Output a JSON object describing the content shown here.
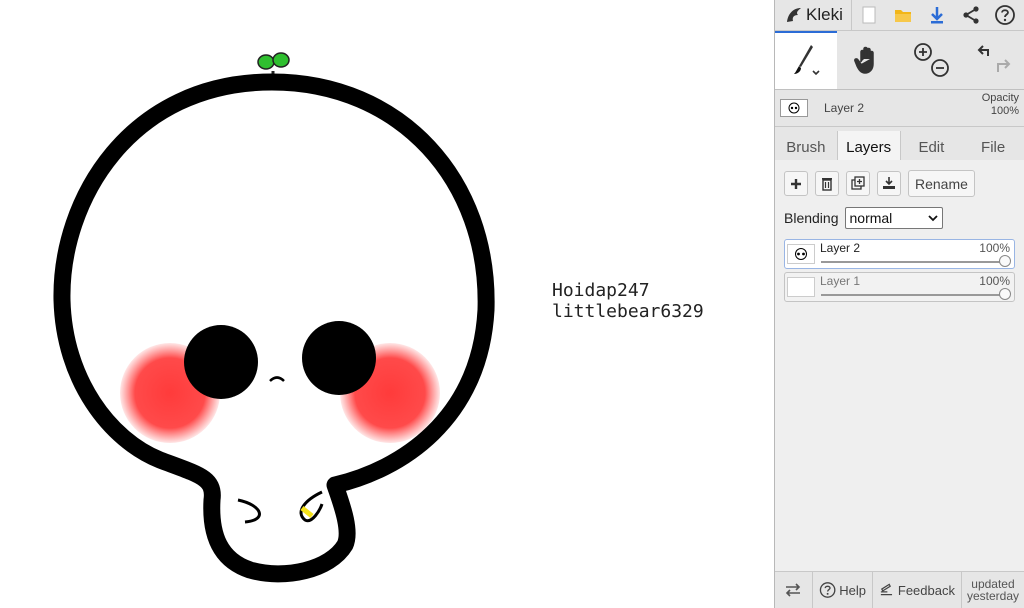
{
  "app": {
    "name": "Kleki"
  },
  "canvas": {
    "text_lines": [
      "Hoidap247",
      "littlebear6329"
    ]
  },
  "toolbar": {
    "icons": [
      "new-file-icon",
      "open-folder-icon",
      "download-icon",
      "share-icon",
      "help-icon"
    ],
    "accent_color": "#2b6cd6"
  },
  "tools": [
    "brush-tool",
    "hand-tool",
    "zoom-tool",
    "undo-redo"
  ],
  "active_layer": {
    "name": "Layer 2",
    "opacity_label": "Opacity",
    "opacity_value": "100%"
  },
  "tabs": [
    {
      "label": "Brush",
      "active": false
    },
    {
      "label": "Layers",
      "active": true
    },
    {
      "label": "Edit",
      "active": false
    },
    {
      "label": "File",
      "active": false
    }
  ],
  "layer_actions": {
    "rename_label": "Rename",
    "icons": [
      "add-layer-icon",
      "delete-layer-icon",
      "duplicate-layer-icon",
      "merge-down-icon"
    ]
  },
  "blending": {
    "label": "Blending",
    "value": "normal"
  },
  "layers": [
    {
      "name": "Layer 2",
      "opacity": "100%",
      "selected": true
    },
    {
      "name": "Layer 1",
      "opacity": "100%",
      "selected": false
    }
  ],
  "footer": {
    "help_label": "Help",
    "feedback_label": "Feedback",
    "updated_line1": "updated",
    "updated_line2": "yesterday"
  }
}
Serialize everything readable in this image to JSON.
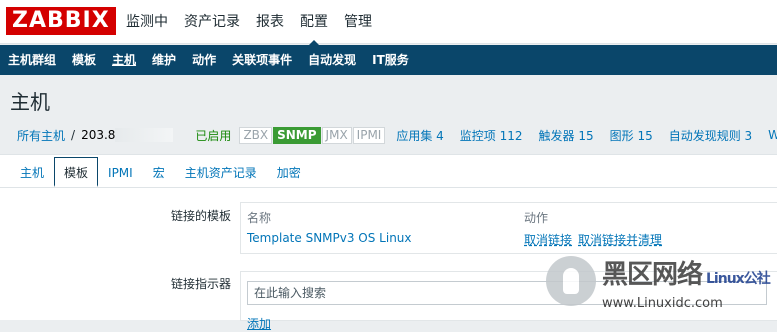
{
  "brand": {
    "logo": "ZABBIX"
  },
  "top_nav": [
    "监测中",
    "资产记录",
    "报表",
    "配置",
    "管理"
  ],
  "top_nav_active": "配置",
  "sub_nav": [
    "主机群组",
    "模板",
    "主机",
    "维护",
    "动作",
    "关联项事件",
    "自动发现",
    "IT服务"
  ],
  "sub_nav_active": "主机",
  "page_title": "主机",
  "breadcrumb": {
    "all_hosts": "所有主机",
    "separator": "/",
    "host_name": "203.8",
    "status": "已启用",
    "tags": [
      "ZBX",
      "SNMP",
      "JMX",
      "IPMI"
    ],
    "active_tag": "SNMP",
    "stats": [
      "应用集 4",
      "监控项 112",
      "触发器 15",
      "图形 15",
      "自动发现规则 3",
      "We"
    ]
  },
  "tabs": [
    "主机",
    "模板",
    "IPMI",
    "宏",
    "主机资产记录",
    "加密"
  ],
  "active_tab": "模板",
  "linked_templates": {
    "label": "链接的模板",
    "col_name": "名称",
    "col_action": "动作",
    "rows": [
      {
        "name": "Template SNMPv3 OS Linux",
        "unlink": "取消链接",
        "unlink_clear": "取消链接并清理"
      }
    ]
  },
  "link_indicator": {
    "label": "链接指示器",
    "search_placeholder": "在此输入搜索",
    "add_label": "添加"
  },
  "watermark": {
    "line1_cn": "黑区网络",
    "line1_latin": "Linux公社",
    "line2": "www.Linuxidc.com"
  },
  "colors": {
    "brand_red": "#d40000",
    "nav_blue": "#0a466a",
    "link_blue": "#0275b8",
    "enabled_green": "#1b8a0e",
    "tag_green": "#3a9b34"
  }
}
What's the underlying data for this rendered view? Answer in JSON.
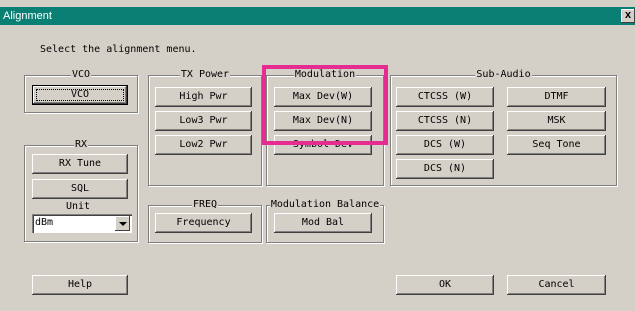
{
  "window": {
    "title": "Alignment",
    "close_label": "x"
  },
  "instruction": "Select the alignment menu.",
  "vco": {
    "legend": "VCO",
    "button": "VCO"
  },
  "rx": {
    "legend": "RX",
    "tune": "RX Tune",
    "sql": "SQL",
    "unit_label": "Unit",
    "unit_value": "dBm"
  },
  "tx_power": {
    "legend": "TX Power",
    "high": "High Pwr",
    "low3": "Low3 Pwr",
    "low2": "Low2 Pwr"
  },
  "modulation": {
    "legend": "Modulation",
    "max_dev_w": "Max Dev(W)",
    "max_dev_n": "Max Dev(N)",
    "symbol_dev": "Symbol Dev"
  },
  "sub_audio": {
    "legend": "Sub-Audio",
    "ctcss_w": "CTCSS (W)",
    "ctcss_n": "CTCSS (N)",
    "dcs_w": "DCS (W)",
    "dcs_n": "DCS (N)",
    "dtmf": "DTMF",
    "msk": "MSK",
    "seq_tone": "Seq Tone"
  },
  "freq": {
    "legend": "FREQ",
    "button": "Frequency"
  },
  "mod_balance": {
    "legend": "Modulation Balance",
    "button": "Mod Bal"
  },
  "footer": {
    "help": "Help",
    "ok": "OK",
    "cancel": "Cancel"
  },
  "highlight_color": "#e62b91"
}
= = =
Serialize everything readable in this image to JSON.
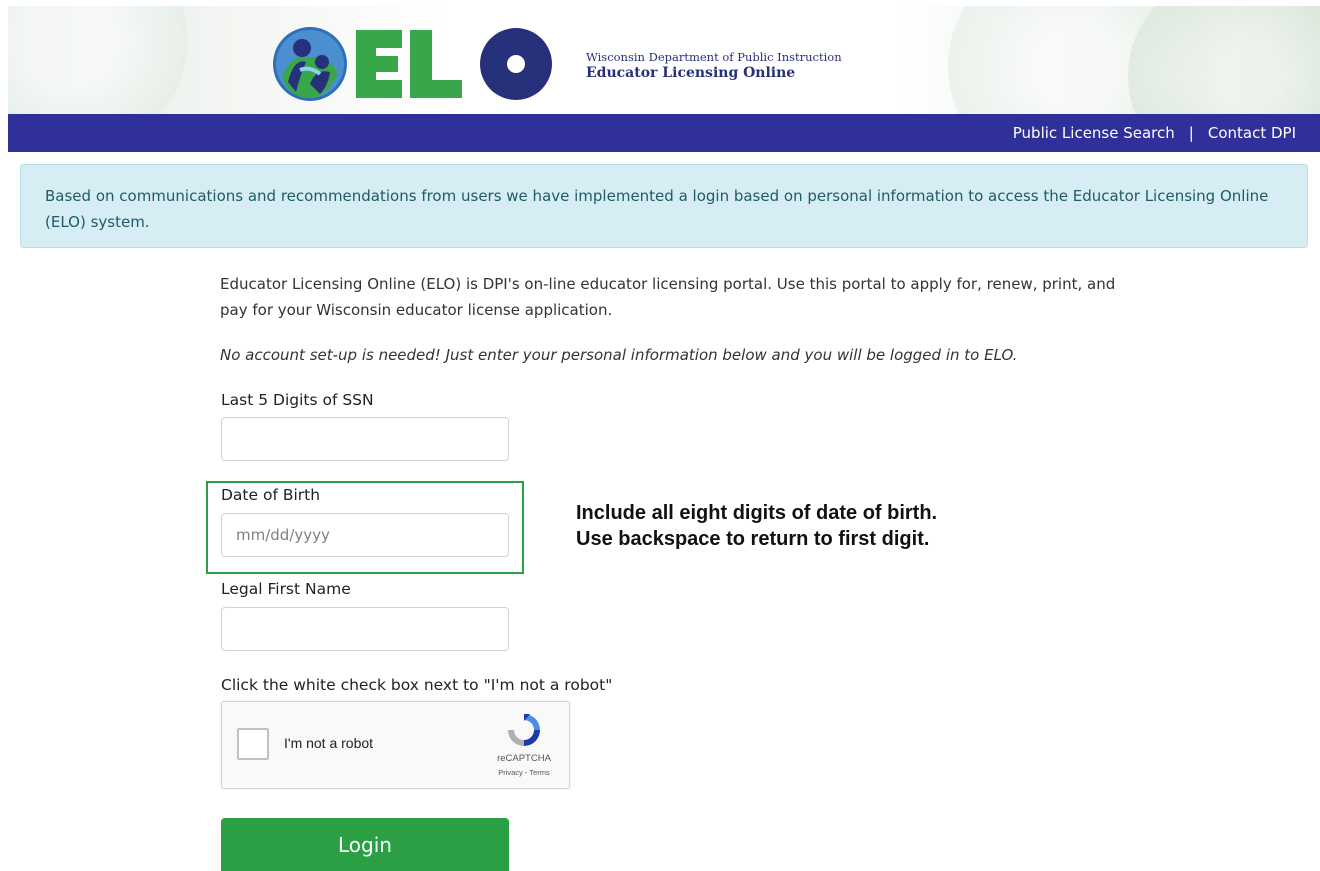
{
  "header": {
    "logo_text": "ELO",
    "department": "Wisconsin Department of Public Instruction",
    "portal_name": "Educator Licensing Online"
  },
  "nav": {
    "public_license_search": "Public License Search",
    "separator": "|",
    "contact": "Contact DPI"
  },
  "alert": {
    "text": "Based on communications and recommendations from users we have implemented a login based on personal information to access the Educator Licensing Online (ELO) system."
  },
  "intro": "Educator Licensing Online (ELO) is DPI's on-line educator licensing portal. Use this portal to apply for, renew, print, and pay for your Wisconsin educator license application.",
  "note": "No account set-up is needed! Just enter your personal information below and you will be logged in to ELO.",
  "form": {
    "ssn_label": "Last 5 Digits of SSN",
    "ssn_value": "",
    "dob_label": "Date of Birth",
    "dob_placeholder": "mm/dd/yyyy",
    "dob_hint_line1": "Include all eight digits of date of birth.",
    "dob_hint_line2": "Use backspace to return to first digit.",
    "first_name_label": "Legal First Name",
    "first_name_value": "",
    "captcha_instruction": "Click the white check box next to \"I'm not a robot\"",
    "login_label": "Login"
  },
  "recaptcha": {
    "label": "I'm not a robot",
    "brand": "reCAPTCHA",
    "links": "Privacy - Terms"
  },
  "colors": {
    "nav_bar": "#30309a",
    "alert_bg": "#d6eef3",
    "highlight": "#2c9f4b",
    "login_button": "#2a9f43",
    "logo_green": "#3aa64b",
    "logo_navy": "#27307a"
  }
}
= = =
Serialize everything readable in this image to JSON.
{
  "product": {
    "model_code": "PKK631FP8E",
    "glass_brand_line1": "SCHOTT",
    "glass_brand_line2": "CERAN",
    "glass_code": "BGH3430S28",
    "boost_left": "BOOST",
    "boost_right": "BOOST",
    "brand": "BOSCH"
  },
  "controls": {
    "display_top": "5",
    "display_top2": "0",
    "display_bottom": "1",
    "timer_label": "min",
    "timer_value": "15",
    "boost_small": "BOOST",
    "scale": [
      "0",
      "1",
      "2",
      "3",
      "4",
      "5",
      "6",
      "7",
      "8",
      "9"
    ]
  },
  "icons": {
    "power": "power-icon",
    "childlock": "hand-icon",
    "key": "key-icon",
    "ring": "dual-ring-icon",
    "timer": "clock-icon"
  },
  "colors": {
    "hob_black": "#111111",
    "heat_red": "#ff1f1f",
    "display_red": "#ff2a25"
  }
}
= = =
# [What the task asks]
Copy down every line of the entries containing the word "legend".

# [Exercise output]
    "legend": "VCO",
    "legend": "RX",
    "legend": "TX Power",
    "legend": "Modulation",
    "legend": "Sub-Audio",
    "legend": "FREQ",
    "legend": "Modulation Balance",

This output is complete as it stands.